# DATA SHOWN
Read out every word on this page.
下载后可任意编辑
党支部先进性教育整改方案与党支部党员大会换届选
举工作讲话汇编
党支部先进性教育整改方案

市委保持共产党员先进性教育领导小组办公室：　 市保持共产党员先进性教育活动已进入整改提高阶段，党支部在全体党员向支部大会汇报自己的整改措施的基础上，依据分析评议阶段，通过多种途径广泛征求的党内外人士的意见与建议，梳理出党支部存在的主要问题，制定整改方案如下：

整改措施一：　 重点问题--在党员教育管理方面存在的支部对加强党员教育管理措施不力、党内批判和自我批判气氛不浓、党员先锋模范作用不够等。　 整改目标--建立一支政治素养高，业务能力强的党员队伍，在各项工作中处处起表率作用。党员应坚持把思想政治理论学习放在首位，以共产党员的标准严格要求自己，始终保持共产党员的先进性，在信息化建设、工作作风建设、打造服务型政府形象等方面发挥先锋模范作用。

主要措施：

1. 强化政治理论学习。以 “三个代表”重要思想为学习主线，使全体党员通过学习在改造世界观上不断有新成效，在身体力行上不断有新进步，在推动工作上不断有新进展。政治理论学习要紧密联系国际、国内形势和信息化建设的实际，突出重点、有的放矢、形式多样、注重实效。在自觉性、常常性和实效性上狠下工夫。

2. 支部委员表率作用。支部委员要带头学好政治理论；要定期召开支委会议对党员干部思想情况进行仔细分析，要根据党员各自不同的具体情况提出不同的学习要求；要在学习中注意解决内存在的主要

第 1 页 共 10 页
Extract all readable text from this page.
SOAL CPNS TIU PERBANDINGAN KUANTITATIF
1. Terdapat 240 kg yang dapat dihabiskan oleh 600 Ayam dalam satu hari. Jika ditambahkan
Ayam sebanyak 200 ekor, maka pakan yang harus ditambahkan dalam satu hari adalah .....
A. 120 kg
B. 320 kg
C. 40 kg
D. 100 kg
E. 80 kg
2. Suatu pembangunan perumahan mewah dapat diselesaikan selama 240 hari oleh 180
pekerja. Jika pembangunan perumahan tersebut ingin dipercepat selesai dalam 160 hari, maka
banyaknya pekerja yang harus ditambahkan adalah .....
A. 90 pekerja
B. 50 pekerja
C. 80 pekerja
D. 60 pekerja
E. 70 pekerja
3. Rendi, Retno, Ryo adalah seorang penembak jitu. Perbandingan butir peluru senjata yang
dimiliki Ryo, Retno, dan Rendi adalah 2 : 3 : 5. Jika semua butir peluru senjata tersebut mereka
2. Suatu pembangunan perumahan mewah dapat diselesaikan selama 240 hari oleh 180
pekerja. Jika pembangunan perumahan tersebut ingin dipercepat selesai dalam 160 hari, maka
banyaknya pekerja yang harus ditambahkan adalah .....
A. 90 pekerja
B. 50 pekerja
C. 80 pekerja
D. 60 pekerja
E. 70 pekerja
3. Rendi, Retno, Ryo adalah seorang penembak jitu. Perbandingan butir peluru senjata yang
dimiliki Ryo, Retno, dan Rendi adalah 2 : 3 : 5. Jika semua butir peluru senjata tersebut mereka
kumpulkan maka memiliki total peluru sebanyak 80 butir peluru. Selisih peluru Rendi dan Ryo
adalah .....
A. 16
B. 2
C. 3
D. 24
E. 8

# SET EXERCISE
In the records above, find each line that holds the word "dalam"; copy all such lines.

# COMPLETED TASK
1. Terdapat 240 kg yang dapat dihabiskan oleh 600 Ayam dalam satu hari. Jika ditambahkan
Ayam sebanyak 200 ekor, maka pakan yang harus ditambahkan dalam satu hari adalah .....
pekerja. Jika pembangunan perumahan tersebut ingin dipercepat selesai dalam 160 hari, maka
pekerja. Jika pembangunan perumahan tersebut ingin dipercepat selesai dalam 160 hari, maka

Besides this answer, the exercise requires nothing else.